Update every line of the data below so that "photo-collage-document" becomes "photo-grid-document", leaving everything else unchanged.

Data records:
● ● ● ●

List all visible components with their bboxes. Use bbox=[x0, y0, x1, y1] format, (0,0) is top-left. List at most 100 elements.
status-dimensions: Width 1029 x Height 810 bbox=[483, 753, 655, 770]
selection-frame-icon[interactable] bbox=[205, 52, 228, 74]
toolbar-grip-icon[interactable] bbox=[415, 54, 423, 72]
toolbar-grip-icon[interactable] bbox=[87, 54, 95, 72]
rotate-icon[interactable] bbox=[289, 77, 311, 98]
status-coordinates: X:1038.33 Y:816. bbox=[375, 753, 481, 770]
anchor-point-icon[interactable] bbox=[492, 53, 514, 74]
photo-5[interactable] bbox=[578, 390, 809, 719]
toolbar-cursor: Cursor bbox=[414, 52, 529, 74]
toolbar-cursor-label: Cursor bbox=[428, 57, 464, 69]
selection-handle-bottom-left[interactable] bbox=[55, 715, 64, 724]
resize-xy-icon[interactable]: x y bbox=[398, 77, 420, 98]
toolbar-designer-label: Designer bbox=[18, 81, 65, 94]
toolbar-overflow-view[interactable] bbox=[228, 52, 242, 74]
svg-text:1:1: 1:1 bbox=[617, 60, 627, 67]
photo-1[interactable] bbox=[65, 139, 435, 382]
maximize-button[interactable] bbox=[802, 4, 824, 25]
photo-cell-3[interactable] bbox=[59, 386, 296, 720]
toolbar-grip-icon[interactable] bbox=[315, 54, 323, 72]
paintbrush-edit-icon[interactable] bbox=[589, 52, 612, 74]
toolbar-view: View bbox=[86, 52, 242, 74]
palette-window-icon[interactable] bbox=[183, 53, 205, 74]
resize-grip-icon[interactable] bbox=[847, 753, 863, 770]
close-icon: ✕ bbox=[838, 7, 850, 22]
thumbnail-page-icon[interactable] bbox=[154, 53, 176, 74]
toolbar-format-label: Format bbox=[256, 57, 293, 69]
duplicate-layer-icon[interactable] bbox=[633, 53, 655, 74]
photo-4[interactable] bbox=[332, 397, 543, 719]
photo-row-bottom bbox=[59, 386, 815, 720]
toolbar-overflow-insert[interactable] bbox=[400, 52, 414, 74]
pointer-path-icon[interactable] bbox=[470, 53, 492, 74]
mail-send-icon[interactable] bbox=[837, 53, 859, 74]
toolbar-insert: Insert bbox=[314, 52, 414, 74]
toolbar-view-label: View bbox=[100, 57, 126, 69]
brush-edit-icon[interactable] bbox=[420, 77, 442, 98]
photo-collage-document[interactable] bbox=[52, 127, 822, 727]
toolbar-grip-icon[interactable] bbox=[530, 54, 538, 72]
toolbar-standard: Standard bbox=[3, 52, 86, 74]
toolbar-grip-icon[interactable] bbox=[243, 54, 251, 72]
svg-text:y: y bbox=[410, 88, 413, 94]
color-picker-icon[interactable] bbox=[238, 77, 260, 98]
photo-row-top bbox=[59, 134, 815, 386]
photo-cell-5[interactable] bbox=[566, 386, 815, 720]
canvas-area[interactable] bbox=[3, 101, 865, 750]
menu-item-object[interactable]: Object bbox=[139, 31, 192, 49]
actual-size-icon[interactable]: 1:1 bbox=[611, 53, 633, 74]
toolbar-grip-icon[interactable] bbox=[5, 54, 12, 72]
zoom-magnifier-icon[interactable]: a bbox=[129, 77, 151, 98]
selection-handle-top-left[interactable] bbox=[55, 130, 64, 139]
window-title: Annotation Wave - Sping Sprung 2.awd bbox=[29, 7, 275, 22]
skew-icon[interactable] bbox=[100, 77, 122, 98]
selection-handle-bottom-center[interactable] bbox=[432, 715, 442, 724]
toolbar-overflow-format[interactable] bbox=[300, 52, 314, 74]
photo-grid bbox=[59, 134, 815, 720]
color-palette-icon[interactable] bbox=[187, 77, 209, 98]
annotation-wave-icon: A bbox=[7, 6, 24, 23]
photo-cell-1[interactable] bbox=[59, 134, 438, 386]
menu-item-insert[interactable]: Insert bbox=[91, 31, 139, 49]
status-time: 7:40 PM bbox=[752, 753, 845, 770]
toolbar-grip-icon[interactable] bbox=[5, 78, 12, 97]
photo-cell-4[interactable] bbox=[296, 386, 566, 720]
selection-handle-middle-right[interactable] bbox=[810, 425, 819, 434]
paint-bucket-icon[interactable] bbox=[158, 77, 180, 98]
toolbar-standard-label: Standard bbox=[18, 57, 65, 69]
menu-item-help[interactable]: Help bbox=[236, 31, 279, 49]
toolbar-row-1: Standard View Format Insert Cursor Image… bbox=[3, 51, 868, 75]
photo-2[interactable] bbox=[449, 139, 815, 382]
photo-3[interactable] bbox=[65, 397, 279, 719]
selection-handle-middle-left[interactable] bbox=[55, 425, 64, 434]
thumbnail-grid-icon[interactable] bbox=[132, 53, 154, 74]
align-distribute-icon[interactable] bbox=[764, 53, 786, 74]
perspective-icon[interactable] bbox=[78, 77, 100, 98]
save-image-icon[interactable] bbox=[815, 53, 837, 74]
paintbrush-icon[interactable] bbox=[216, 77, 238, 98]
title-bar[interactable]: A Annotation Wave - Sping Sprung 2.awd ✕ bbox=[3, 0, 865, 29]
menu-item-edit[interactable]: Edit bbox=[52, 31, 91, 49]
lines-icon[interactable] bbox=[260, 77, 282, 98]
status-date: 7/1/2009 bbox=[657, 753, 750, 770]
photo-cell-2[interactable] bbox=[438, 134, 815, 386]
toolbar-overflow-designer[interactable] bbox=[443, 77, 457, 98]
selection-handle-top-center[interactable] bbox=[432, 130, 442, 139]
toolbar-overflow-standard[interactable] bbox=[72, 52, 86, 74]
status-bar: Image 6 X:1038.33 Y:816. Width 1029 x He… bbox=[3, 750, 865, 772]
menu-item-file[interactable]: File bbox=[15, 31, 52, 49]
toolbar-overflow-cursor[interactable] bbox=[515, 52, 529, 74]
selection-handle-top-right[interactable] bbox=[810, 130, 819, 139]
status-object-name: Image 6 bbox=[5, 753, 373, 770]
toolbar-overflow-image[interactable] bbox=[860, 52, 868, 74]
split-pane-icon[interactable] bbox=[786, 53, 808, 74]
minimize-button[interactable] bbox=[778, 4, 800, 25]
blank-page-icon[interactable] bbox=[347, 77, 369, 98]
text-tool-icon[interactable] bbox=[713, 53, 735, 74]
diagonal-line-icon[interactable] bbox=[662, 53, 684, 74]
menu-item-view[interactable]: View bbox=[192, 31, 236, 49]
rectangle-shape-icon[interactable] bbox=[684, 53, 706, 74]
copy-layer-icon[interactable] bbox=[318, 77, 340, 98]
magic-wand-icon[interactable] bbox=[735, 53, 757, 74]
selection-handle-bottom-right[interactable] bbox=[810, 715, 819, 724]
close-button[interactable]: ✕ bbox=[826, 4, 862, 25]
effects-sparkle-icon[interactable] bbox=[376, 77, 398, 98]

● ● ● ●

**Response to the exercise:**
List all visible components with their bboxes. Use bbox=[x0, y0, x1, y1] format, (0,0) is top-left. List at most 100 elements.
status-dimensions: Width 1029 x Height 810 bbox=[483, 753, 655, 770]
selection-frame-icon[interactable] bbox=[205, 52, 228, 74]
toolbar-grip-icon[interactable] bbox=[415, 54, 423, 72]
toolbar-grip-icon[interactable] bbox=[87, 54, 95, 72]
rotate-icon[interactable] bbox=[289, 77, 311, 98]
status-coordinates: X:1038.33 Y:816. bbox=[375, 753, 481, 770]
anchor-point-icon[interactable] bbox=[492, 53, 514, 74]
photo-5[interactable] bbox=[578, 390, 809, 719]
toolbar-cursor: Cursor bbox=[414, 52, 529, 74]
toolbar-cursor-label: Cursor bbox=[428, 57, 464, 69]
selection-handle-bottom-left[interactable] bbox=[55, 715, 64, 724]
resize-xy-icon[interactable]: x y bbox=[398, 77, 420, 98]
toolbar-designer-label: Designer bbox=[18, 81, 65, 94]
toolbar-overflow-view[interactable] bbox=[228, 52, 242, 74]
svg-text:1:1: 1:1 bbox=[617, 60, 627, 67]
photo-1[interactable] bbox=[65, 139, 435, 382]
maximize-button[interactable] bbox=[802, 4, 824, 25]
photo-cell-3[interactable] bbox=[59, 386, 296, 720]
toolbar-grip-icon[interactable] bbox=[315, 54, 323, 72]
paintbrush-edit-icon[interactable] bbox=[589, 52, 612, 74]
toolbar-view: View bbox=[86, 52, 242, 74]
palette-window-icon[interactable] bbox=[183, 53, 205, 74]
resize-grip-icon[interactable] bbox=[847, 753, 863, 770]
close-icon: ✕ bbox=[838, 7, 850, 22]
thumbnail-page-icon[interactable] bbox=[154, 53, 176, 74]
toolbar-format-label: Format bbox=[256, 57, 293, 69]
duplicate-layer-icon[interactable] bbox=[633, 53, 655, 74]
photo-4[interactable] bbox=[332, 397, 543, 719]
photo-row-bottom bbox=[59, 386, 815, 720]
toolbar-overflow-insert[interactable] bbox=[400, 52, 414, 74]
pointer-path-icon[interactable] bbox=[470, 53, 492, 74]
mail-send-icon[interactable] bbox=[837, 53, 859, 74]
toolbar-insert: Insert bbox=[314, 52, 414, 74]
toolbar-view-label: View bbox=[100, 57, 126, 69]
brush-edit-icon[interactable] bbox=[420, 77, 442, 98]
photo-grid-document[interactable] bbox=[52, 127, 822, 727]
toolbar-grip-icon[interactable] bbox=[530, 54, 538, 72]
toolbar-standard: Standard bbox=[3, 52, 86, 74]
toolbar-grip-icon[interactable] bbox=[243, 54, 251, 72]
svg-text:y: y bbox=[410, 88, 413, 94]
color-picker-icon[interactable] bbox=[238, 77, 260, 98]
photo-row-top bbox=[59, 134, 815, 386]
photo-cell-5[interactable] bbox=[566, 386, 815, 720]
canvas-area[interactable] bbox=[3, 101, 865, 750]
menu-item-object[interactable]: Object bbox=[139, 31, 192, 49]
actual-size-icon[interactable]: 1:1 bbox=[611, 53, 633, 74]
toolbar-grip-icon[interactable] bbox=[5, 54, 12, 72]
zoom-magnifier-icon[interactable]: a bbox=[129, 77, 151, 98]
selection-handle-top-left[interactable] bbox=[55, 130, 64, 139]
window-title: Annotation Wave - Sping Sprung 2.awd bbox=[29, 7, 275, 22]
skew-icon[interactable] bbox=[100, 77, 122, 98]
selection-handle-bottom-center[interactable] bbox=[432, 715, 442, 724]
toolbar-overflow-format[interactable] bbox=[300, 52, 314, 74]
photo-grid bbox=[59, 134, 815, 720]
color-palette-icon[interactable] bbox=[187, 77, 209, 98]
annotation-wave-icon: A bbox=[7, 6, 24, 23]
photo-cell-1[interactable] bbox=[59, 134, 438, 386]
menu-item-insert[interactable]: Insert bbox=[91, 31, 139, 49]
status-time: 7:40 PM bbox=[752, 753, 845, 770]
toolbar-grip-icon[interactable] bbox=[5, 78, 12, 97]
photo-cell-4[interactable] bbox=[296, 386, 566, 720]
selection-handle-middle-right[interactable] bbox=[810, 425, 819, 434]
paint-bucket-icon[interactable] bbox=[158, 77, 180, 98]
toolbar-standard-label: Standard bbox=[18, 57, 65, 69]
menu-item-help[interactable]: Help bbox=[236, 31, 279, 49]
toolbar-row-1: Standard View Format Insert Cursor Image… bbox=[3, 51, 868, 75]
photo-2[interactable] bbox=[449, 139, 815, 382]
photo-3[interactable] bbox=[65, 397, 279, 719]
selection-handle-middle-left[interactable] bbox=[55, 425, 64, 434]
thumbnail-grid-icon[interactable] bbox=[132, 53, 154, 74]
align-distribute-icon[interactable] bbox=[764, 53, 786, 74]
perspective-icon[interactable] bbox=[78, 77, 100, 98]
save-image-icon[interactable] bbox=[815, 53, 837, 74]
paintbrush-icon[interactable] bbox=[216, 77, 238, 98]
title-bar[interactable]: A Annotation Wave - Sping Sprung 2.awd ✕ bbox=[3, 0, 865, 29]
menu-item-edit[interactable]: Edit bbox=[52, 31, 91, 49]
lines-icon[interactable] bbox=[260, 77, 282, 98]
status-date: 7/1/2009 bbox=[657, 753, 750, 770]
photo-cell-2[interactable] bbox=[438, 134, 815, 386]
toolbar-overflow-designer[interactable] bbox=[443, 77, 457, 98]
selection-handle-top-center[interactable] bbox=[432, 130, 442, 139]
toolbar-overflow-standard[interactable] bbox=[72, 52, 86, 74]
status-bar: Image 6 X:1038.33 Y:816. Width 1029 x He… bbox=[3, 750, 865, 772]
menu-item-file[interactable]: File bbox=[15, 31, 52, 49]
toolbar-overflow-cursor[interactable] bbox=[515, 52, 529, 74]
selection-handle-top-right[interactable] bbox=[810, 130, 819, 139]
status-object-name: Image 6 bbox=[5, 753, 373, 770]
toolbar-overflow-image[interactable] bbox=[860, 52, 868, 74]
split-pane-icon[interactable] bbox=[786, 53, 808, 74]
minimize-button[interactable] bbox=[778, 4, 800, 25]
blank-page-icon[interactable] bbox=[347, 77, 369, 98]
text-tool-icon[interactable] bbox=[713, 53, 735, 74]
diagonal-line-icon[interactable] bbox=[662, 53, 684, 74]
menu-item-view[interactable]: View bbox=[192, 31, 236, 49]
rectangle-shape-icon[interactable] bbox=[684, 53, 706, 74]
copy-layer-icon[interactable] bbox=[318, 77, 340, 98]
magic-wand-icon[interactable] bbox=[735, 53, 757, 74]
selection-handle-bottom-right[interactable] bbox=[810, 715, 819, 724]
close-button[interactable]: ✕ bbox=[826, 4, 862, 25]
effects-sparkle-icon[interactable] bbox=[376, 77, 398, 98]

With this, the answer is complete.